━━━━━ RECORDS TO USE ━━━━━
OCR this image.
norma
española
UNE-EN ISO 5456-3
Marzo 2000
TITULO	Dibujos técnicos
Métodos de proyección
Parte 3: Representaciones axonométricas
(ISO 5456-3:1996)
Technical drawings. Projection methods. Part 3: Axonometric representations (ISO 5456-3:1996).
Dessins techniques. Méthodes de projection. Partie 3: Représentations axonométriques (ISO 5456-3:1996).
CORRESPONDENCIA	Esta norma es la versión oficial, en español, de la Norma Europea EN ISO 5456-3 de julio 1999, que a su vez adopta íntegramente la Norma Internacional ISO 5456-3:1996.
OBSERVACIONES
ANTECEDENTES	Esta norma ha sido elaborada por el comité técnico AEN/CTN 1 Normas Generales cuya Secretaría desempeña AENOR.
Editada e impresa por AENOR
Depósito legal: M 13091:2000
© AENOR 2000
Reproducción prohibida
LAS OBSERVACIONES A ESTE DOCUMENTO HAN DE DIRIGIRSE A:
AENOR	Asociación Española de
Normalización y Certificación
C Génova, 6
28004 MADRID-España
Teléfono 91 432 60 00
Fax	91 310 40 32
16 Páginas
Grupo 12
━━━━━
- [TASK INSTRUCTIONS]
Copy every record exactly as presented.

- [FULL SOLUTION]
OCR this image.
norma
española
UNE-EN ISO 5456-3
Marzo 2000
TITULO	Dibujos técnicos
Métodos de proyección
Parte 3: Representaciones axonométricas
(ISO 5456-3:1996)
Technical drawings. Projection methods. Part 3: Axonometric representations (ISO 5456-3:1996).
Dessins techniques. Méthodes de projection. Partie 3: Représentations axonométriques (ISO 5456-3:1996).
CORRESPONDENCIA	Esta norma es la versión oficial, en español, de la Norma Europea EN ISO 5456-3 de julio 1999, que a su vez adopta íntegramente la Norma Internacional ISO 5456-3:1996.
OBSERVACIONES
ANTECEDENTES	Esta norma ha sido elaborada por el comité técnico AEN/CTN 1 Normas Generales cuya Secretaría desempeña AENOR.
Editada e impresa por AENOR
Depósito legal: M 13091:2000
© AENOR 2000
Reproducción prohibida
LAS OBSERVACIONES A ESTE DOCUMENTO HAN DE DIRIGIRSE A:
AENOR	Asociación Española de
Normalización y Certificación
C Génova, 6
28004 MADRID-España
Teléfono 91 432 60 00
Fax	91 310 40 32
16 Páginas
Grupo 12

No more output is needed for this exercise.